*Aim of the task*: Omit the pictures, then reproduce every remaining record exactly.

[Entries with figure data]
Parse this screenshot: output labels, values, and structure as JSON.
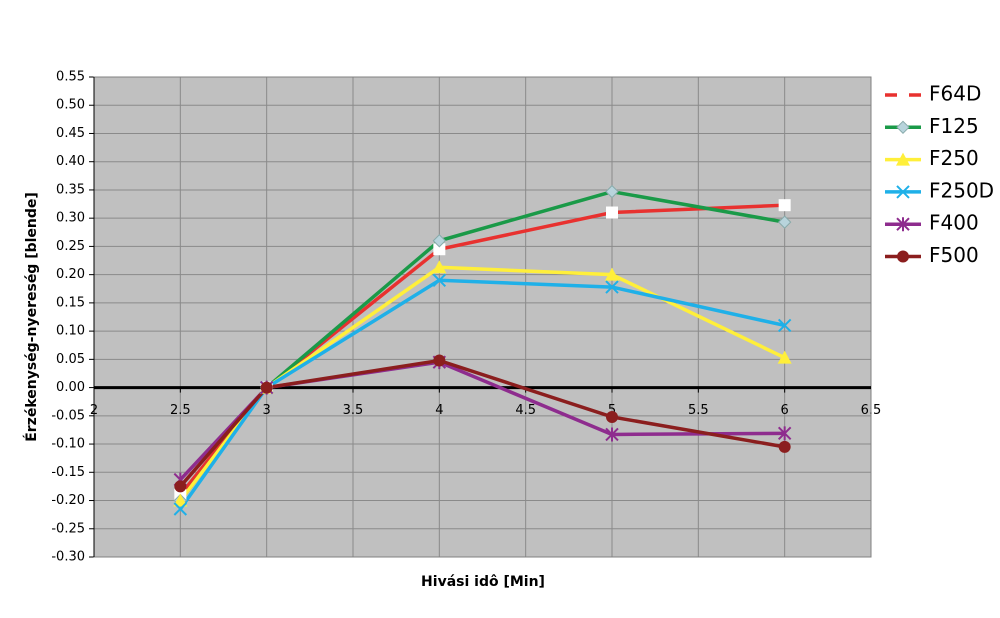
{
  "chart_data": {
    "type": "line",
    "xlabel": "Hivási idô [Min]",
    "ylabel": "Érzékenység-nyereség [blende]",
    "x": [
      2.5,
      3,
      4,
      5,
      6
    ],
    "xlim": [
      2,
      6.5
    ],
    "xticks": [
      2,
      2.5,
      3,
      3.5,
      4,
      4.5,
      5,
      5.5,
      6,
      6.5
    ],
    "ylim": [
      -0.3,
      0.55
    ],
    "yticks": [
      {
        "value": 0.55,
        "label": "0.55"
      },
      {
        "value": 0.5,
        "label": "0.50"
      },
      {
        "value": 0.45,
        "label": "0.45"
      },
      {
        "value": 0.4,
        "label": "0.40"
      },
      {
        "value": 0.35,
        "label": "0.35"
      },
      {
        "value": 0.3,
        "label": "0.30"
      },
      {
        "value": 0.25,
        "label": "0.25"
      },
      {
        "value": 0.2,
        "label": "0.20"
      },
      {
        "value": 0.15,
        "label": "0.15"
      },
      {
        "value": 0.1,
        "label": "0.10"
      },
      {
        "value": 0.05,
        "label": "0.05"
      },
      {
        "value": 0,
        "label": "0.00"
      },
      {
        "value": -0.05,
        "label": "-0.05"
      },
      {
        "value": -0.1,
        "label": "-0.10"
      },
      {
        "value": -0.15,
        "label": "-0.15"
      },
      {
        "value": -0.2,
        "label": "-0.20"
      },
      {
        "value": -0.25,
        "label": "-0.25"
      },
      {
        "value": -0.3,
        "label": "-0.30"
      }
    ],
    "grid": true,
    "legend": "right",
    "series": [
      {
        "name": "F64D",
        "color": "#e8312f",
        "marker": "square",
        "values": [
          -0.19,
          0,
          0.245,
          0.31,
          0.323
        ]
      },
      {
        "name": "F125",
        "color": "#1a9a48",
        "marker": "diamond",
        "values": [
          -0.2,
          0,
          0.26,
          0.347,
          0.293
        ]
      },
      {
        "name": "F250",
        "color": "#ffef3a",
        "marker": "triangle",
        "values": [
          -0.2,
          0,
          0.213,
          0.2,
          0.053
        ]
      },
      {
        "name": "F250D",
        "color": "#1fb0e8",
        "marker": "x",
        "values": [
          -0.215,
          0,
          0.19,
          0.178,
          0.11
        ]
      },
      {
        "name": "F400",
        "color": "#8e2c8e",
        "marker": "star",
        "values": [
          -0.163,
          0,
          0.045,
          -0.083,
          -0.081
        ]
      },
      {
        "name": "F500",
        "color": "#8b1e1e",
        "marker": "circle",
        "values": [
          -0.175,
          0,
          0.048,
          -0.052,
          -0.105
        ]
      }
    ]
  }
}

*Task output*:
Parse this screenshot: output labels, values, and structure as JSON.
{
  "chart_data": {
    "type": "line",
    "xlabel": "Hivási idô [Min]",
    "ylabel": "Érzékenység-nyereség [blende]",
    "x": [
      2.5,
      3,
      4,
      5,
      6
    ],
    "xlim": [
      2,
      6.5
    ],
    "xticks": [
      2,
      2.5,
      3,
      3.5,
      4,
      4.5,
      5,
      5.5,
      6,
      6.5
    ],
    "ylim": [
      -0.3,
      0.55
    ],
    "yticks": [
      {
        "value": 0.55,
        "label": "0.55"
      },
      {
        "value": 0.5,
        "label": "0.50"
      },
      {
        "value": 0.45,
        "label": "0.45"
      },
      {
        "value": 0.4,
        "label": "0.40"
      },
      {
        "value": 0.35,
        "label": "0.35"
      },
      {
        "value": 0.3,
        "label": "0.30"
      },
      {
        "value": 0.25,
        "label": "0.25"
      },
      {
        "value": 0.2,
        "label": "0.20"
      },
      {
        "value": 0.15,
        "label": "0.15"
      },
      {
        "value": 0.1,
        "label": "0.10"
      },
      {
        "value": 0.05,
        "label": "0.05"
      },
      {
        "value": 0,
        "label": "0.00"
      },
      {
        "value": -0.05,
        "label": "-0.05"
      },
      {
        "value": -0.1,
        "label": "-0.10"
      },
      {
        "value": -0.15,
        "label": "-0.15"
      },
      {
        "value": -0.2,
        "label": "-0.20"
      },
      {
        "value": -0.25,
        "label": "-0.25"
      },
      {
        "value": -0.3,
        "label": "-0.30"
      }
    ],
    "grid": true,
    "legend": "right",
    "series": [
      {
        "name": "F64D",
        "color": "#e8312f",
        "marker": "square",
        "values": [
          -0.19,
          0,
          0.245,
          0.31,
          0.323
        ]
      },
      {
        "name": "F125",
        "color": "#1a9a48",
        "marker": "diamond",
        "values": [
          -0.2,
          0,
          0.26,
          0.347,
          0.293
        ]
      },
      {
        "name": "F250",
        "color": "#ffef3a",
        "marker": "triangle",
        "values": [
          -0.2,
          0,
          0.213,
          0.2,
          0.053
        ]
      },
      {
        "name": "F250D",
        "color": "#1fb0e8",
        "marker": "x",
        "values": [
          -0.215,
          0,
          0.19,
          0.178,
          0.11
        ]
      },
      {
        "name": "F400",
        "color": "#8e2c8e",
        "marker": "star",
        "values": [
          -0.163,
          0,
          0.045,
          -0.083,
          -0.081
        ]
      },
      {
        "name": "F500",
        "color": "#8b1e1e",
        "marker": "circle",
        "values": [
          -0.175,
          0,
          0.048,
          -0.052,
          -0.105
        ]
      }
    ]
  }
}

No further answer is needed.